— Begin Excerpted records —

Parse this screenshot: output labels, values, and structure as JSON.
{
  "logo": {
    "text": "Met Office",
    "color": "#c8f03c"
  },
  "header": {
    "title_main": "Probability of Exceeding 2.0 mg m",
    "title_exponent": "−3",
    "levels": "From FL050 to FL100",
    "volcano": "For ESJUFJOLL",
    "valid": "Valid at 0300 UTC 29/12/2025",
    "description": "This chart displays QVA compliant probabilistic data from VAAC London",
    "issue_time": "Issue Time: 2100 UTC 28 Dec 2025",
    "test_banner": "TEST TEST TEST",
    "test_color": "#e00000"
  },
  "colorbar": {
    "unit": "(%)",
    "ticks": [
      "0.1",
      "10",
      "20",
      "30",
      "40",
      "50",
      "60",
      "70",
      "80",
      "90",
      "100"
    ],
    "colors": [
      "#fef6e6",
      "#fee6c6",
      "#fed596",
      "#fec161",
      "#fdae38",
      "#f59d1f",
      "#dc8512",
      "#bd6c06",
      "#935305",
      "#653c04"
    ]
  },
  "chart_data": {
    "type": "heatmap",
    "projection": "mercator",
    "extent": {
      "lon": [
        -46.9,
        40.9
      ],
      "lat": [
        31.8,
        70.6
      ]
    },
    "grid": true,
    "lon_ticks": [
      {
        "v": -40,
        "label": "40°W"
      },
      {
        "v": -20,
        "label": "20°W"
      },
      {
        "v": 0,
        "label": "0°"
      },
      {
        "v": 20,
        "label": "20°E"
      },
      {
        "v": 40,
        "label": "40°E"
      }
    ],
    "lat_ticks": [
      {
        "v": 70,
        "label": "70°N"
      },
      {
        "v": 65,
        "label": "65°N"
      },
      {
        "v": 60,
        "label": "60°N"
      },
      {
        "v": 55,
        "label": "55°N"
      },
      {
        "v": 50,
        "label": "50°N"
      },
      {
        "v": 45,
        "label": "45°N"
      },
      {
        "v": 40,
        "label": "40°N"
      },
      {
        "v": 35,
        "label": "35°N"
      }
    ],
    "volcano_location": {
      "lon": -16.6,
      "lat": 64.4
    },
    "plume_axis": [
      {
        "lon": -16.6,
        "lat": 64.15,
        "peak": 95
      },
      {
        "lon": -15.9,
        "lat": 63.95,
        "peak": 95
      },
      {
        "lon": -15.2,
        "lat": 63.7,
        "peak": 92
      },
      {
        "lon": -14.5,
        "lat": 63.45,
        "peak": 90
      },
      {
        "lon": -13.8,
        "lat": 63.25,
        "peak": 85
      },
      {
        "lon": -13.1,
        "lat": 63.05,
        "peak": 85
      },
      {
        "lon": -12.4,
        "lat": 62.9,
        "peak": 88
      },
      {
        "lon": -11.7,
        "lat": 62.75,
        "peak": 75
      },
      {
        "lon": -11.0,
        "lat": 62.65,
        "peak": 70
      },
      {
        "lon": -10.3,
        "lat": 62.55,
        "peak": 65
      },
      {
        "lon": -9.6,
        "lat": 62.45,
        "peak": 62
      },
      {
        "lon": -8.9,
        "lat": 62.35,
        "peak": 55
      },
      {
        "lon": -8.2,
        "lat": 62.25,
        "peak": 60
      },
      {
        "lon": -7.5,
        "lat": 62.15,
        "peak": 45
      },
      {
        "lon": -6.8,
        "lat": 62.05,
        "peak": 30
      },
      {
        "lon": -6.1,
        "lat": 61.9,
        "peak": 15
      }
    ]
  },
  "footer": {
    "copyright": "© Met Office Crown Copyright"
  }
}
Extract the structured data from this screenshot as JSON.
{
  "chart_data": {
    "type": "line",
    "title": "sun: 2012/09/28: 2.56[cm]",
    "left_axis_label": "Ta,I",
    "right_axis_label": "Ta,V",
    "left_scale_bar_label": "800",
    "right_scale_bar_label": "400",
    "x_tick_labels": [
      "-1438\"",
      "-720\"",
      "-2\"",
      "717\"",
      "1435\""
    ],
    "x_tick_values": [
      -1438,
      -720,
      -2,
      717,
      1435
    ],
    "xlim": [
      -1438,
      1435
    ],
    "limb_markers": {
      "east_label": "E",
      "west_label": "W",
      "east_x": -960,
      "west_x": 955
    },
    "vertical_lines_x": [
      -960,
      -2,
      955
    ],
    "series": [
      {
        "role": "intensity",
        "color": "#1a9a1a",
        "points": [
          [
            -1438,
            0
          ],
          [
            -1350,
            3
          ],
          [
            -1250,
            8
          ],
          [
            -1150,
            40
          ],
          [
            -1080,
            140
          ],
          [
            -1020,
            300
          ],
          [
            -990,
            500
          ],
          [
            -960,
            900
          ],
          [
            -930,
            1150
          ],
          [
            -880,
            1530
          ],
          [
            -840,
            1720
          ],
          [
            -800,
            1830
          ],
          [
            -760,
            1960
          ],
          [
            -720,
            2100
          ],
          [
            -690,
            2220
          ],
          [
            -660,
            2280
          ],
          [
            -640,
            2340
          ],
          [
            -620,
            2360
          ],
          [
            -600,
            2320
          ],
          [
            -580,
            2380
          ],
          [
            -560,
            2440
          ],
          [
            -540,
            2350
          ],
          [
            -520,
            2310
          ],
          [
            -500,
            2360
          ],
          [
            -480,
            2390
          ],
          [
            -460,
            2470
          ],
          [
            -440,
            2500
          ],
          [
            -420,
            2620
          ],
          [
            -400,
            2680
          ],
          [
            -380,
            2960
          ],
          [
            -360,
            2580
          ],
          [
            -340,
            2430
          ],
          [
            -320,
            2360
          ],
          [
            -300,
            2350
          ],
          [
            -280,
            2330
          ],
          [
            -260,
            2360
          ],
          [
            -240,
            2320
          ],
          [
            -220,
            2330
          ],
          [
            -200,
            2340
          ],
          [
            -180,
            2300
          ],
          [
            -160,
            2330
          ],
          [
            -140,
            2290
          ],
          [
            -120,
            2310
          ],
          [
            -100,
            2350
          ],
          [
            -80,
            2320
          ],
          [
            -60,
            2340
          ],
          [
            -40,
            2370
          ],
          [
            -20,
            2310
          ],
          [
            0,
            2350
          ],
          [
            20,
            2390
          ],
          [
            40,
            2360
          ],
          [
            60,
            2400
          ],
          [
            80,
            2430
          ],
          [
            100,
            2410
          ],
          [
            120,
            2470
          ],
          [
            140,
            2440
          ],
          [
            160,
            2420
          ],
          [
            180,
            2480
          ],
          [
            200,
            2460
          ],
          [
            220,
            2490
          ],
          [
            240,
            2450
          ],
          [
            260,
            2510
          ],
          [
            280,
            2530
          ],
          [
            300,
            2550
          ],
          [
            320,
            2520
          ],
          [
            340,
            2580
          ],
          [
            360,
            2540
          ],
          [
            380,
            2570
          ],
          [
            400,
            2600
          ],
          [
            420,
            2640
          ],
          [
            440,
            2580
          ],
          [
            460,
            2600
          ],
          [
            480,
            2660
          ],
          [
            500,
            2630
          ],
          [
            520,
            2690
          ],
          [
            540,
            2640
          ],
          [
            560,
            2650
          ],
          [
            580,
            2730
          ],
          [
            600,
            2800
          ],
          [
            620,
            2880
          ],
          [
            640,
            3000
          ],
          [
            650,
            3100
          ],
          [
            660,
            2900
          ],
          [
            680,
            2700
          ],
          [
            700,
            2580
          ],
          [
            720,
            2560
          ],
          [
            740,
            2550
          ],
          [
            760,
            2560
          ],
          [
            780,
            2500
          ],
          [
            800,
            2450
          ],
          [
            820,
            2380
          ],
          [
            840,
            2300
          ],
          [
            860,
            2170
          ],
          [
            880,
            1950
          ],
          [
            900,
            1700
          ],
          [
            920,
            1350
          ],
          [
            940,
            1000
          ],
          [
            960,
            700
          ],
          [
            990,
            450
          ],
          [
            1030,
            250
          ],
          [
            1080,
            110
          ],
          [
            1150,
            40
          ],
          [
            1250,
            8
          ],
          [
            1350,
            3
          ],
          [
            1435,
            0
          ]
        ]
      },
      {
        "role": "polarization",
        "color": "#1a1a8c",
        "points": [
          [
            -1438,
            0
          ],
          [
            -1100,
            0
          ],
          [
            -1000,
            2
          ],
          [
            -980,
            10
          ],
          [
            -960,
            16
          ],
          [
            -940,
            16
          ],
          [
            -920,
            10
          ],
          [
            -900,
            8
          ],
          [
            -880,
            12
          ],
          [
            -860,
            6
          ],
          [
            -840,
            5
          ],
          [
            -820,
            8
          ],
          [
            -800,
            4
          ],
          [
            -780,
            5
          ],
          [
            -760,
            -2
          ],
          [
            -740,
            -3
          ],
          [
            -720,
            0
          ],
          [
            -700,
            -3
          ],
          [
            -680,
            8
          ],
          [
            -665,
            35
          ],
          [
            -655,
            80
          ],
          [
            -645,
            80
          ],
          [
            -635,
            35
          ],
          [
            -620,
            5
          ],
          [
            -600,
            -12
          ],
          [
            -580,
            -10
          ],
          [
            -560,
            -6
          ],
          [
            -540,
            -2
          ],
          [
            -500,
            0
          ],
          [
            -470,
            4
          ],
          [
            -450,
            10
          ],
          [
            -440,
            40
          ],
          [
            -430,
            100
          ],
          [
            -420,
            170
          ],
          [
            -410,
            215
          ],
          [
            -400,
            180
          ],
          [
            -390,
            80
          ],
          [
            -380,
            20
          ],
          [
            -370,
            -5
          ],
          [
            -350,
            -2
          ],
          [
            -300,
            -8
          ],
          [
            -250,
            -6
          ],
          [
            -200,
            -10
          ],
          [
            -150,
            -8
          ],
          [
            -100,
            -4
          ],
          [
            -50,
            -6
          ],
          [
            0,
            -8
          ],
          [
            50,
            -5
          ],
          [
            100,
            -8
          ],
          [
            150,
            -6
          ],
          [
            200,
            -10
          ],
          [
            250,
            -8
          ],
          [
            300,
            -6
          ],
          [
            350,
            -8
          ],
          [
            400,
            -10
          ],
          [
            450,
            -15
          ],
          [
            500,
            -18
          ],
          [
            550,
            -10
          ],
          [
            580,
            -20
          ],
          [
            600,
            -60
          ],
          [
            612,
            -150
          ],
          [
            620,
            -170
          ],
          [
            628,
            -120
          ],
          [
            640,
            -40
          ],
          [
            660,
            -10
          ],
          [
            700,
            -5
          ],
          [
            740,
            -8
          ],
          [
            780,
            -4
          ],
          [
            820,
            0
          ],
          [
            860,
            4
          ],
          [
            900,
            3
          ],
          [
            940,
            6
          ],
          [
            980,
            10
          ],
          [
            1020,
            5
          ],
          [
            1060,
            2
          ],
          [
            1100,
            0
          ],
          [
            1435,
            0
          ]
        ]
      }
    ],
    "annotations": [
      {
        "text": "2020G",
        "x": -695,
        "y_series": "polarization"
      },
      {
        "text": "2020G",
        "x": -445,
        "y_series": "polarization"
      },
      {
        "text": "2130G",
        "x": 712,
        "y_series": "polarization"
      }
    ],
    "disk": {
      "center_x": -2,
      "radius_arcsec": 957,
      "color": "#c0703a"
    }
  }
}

— End Excerpted records —

• To do
Each line that holds the word "Office" should be extracted from the records.

• Task result
    "text": "Met Office",
    "copyright": "© Met Office Crown Copyright"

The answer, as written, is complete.